═══ DATA SECTION ═══

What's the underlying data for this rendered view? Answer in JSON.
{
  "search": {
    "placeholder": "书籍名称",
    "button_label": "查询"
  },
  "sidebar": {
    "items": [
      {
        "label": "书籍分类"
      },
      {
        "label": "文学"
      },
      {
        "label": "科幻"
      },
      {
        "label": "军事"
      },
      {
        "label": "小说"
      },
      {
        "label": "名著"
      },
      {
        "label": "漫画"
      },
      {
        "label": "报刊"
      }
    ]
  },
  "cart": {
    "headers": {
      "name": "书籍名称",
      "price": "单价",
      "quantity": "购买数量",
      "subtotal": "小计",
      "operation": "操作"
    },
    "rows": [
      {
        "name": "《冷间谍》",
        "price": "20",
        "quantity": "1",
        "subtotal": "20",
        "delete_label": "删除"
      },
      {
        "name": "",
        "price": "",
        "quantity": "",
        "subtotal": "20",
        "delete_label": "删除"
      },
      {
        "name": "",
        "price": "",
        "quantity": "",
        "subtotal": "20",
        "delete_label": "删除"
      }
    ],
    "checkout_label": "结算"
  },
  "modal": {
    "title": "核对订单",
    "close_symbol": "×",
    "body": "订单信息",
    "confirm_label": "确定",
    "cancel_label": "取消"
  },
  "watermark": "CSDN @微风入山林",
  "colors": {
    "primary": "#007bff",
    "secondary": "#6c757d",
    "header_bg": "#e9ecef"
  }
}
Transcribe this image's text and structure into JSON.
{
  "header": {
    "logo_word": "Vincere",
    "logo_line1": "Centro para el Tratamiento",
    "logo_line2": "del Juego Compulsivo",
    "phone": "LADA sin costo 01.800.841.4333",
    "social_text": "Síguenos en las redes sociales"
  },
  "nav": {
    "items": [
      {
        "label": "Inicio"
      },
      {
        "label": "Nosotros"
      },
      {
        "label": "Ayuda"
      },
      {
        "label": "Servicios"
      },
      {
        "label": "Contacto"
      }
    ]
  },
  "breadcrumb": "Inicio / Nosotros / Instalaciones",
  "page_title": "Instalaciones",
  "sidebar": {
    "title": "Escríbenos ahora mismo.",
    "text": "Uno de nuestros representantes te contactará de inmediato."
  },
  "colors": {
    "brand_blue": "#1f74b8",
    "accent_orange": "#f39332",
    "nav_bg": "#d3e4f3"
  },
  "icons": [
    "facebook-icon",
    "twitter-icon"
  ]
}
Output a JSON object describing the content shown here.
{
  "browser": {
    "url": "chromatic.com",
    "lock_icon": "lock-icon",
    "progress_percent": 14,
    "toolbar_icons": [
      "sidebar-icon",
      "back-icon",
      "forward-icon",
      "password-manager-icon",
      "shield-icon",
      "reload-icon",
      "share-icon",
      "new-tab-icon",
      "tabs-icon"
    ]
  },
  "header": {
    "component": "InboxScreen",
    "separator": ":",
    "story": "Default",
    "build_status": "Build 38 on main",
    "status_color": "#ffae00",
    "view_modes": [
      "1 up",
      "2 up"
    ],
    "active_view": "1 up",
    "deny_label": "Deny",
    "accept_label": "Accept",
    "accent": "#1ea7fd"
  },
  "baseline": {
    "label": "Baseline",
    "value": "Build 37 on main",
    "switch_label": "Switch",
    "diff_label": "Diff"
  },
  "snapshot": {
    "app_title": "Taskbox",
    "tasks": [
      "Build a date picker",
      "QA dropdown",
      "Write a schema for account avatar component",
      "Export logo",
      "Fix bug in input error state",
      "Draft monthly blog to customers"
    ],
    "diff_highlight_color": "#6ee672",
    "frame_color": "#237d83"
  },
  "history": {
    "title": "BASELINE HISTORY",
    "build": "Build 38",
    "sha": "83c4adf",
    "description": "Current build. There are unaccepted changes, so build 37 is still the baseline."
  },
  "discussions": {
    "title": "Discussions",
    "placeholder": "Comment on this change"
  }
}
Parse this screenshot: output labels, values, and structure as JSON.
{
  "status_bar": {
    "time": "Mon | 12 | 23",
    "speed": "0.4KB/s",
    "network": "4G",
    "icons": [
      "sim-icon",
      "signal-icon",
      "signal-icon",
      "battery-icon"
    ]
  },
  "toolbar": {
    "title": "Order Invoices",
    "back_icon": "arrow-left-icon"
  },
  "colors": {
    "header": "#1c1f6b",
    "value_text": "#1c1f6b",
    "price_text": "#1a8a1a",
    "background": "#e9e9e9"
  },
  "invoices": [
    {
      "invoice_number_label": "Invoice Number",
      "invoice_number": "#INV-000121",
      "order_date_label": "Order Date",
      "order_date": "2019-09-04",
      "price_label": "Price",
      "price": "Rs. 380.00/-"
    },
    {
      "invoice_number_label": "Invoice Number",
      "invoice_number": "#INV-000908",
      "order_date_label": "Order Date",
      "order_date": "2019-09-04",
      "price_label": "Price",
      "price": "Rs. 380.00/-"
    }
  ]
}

═══

__WHAT IS REQUIRED__
Every line that holds the string "main" should be returned.

__OUTPUT OF THE TASK__
    "build_status": "Build 38 on main",
    "value": "Build 37 on main",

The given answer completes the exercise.